# Exercise:
Retype the rows word for word, starting at the first row and ending at the line that contains "table-cell-text: Auto letters".

# Extracted data:
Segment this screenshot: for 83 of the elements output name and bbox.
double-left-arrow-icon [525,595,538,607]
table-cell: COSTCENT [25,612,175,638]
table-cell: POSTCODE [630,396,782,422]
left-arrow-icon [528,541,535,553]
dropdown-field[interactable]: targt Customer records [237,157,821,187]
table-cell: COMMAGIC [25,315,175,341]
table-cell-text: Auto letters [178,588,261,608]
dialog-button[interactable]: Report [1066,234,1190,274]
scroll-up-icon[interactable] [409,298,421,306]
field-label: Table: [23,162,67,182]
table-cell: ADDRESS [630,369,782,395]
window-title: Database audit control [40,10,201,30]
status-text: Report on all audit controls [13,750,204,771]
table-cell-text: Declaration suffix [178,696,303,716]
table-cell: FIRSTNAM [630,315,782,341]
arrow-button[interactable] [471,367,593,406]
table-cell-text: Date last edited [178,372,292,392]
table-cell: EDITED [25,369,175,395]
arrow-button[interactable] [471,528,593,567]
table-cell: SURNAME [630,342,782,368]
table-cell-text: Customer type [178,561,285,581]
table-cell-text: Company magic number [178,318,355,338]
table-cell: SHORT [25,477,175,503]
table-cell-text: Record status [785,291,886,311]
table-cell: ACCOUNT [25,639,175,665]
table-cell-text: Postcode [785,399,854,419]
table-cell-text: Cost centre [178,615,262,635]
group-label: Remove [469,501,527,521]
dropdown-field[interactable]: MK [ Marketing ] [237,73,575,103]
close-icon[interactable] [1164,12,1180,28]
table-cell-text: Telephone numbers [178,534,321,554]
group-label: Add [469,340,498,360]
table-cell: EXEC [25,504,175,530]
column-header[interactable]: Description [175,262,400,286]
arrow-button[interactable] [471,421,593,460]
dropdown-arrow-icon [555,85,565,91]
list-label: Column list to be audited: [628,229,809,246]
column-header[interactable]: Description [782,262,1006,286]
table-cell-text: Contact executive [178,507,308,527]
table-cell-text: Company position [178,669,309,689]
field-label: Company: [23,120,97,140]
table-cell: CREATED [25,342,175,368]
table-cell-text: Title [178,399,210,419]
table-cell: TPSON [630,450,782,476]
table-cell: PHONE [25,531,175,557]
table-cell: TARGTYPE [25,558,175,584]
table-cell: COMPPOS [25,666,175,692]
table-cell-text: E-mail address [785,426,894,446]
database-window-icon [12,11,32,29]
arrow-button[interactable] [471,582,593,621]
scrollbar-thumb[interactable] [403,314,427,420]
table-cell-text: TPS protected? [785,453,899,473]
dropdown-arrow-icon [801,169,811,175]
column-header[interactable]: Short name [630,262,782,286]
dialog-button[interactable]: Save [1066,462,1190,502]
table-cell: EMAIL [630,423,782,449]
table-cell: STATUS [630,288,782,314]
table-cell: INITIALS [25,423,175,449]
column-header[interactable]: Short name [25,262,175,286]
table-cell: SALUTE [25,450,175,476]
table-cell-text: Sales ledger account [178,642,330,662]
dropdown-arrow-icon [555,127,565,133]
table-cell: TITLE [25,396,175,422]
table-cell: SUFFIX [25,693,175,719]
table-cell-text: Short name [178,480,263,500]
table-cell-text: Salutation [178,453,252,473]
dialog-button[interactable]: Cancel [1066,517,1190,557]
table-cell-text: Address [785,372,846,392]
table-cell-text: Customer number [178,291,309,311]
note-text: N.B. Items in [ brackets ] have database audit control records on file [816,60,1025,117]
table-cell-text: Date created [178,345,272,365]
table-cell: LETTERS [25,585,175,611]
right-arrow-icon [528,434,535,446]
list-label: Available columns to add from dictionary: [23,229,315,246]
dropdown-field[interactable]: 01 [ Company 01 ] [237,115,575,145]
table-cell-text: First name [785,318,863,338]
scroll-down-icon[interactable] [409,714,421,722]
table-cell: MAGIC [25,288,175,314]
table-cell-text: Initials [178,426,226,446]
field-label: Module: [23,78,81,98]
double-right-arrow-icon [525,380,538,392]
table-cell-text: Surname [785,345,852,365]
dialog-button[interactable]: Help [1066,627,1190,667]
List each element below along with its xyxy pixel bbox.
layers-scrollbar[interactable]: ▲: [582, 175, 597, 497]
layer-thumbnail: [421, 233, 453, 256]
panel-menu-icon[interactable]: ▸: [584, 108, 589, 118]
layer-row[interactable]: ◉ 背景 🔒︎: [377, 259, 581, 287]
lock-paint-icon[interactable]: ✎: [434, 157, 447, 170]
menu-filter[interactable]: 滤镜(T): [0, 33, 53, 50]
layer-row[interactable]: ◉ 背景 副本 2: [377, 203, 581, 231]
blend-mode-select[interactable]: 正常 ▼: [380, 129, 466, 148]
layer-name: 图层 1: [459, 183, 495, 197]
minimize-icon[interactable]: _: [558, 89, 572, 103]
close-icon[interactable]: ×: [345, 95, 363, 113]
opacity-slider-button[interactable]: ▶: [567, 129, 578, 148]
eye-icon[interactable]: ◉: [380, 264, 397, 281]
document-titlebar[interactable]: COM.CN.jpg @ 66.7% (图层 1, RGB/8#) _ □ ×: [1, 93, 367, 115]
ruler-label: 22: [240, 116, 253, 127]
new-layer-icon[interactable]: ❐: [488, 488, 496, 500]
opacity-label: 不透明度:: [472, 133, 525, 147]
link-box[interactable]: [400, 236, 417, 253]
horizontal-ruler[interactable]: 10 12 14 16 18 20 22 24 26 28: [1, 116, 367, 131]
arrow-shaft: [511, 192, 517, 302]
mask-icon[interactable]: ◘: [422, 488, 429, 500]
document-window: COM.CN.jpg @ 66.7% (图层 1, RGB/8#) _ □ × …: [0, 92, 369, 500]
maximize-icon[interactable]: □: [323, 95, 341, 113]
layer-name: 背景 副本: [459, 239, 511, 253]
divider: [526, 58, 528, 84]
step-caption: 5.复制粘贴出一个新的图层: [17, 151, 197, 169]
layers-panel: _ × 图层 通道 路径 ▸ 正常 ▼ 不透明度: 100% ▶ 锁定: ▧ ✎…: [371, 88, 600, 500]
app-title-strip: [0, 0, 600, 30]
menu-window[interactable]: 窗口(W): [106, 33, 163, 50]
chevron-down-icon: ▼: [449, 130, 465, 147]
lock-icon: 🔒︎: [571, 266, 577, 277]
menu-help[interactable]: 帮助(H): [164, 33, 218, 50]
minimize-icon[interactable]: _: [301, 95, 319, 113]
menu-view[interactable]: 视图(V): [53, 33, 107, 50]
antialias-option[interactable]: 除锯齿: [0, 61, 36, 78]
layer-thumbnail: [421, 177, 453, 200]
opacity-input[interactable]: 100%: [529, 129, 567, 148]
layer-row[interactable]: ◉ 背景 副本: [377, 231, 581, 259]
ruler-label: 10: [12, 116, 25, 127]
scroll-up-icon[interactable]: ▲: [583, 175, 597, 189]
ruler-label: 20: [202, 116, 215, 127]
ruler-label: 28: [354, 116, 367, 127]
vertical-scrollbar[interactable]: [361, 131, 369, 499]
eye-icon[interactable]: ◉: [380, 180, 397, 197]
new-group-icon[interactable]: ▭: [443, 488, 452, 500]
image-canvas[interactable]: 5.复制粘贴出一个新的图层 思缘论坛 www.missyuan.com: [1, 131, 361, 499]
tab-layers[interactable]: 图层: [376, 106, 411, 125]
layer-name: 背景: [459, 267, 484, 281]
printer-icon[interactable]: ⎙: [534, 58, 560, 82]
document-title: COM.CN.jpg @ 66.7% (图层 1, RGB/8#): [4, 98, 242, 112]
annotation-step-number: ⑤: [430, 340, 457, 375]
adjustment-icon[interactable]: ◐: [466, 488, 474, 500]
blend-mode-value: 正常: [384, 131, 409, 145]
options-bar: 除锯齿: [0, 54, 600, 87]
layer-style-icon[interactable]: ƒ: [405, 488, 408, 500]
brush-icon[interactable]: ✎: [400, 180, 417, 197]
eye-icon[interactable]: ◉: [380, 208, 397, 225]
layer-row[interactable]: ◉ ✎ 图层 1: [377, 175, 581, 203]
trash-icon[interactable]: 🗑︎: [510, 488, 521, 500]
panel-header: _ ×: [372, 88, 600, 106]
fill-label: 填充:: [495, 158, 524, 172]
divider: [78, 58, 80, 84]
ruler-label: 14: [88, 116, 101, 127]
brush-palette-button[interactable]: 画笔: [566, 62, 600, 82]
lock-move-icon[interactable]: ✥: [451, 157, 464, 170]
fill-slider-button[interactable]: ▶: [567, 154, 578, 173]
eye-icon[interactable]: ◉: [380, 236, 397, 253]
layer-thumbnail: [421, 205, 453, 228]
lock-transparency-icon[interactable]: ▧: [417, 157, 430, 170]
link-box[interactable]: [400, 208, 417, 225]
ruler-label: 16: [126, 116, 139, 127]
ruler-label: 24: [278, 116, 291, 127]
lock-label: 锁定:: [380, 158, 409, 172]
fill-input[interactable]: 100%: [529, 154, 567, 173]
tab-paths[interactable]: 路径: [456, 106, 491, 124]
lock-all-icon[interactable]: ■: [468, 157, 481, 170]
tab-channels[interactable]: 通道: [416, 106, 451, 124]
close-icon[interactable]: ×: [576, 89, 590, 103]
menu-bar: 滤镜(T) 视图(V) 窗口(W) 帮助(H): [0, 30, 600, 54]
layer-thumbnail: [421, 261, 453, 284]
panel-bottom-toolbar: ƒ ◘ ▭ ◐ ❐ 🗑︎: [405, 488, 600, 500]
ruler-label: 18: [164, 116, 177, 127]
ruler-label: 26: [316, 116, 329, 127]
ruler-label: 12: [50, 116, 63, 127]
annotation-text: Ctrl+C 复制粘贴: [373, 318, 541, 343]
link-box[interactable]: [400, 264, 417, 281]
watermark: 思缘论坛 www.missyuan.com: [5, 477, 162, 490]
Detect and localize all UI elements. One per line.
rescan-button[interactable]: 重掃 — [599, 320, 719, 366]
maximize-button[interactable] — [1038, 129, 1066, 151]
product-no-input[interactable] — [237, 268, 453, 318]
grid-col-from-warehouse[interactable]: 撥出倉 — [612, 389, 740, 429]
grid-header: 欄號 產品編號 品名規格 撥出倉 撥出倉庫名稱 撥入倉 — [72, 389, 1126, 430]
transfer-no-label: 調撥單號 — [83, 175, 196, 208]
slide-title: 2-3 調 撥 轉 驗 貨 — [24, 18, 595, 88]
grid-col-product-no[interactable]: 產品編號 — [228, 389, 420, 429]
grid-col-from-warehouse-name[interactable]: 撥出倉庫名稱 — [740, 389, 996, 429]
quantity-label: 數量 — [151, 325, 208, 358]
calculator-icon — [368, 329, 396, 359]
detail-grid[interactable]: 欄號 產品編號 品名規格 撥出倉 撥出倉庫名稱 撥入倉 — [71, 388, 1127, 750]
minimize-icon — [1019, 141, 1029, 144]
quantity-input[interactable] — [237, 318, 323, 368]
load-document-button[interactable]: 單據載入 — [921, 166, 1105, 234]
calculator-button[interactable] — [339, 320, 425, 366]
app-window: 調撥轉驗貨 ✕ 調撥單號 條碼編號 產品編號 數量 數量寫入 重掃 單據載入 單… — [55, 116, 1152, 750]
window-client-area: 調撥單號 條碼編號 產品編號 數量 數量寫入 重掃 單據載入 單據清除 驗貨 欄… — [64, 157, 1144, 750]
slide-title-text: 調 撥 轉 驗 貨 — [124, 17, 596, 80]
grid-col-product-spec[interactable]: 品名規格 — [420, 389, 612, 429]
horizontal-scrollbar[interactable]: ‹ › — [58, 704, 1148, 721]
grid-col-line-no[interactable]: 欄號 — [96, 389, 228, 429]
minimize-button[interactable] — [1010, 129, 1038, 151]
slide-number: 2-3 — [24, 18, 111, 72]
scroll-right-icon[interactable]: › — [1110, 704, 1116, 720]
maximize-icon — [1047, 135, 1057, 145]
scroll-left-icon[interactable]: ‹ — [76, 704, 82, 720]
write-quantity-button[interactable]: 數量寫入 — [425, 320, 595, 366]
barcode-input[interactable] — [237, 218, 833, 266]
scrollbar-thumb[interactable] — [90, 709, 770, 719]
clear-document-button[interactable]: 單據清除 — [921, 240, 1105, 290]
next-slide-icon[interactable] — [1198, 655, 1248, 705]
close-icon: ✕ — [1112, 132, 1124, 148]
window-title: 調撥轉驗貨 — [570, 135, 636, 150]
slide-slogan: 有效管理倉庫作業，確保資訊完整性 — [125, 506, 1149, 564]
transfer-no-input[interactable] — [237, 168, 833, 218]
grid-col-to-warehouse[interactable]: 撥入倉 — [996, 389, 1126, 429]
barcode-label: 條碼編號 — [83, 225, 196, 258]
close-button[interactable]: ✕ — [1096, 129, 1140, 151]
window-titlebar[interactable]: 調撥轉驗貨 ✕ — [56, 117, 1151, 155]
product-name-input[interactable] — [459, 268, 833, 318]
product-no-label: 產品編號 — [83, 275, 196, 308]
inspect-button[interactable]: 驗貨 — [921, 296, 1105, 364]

# Answer to the problem:
Segment this screenshot: for 83 of the elements output name and bbox.
double-left-arrow-icon [525,595,538,607]
table-cell: COSTCENT [25,612,175,638]
table-cell: POSTCODE [630,396,782,422]
left-arrow-icon [528,541,535,553]
dropdown-field[interactable]: targt Customer records [237,157,821,187]
table-cell: COMMAGIC [25,315,175,341]
table-cell-text: Auto letters [178,588,261,608]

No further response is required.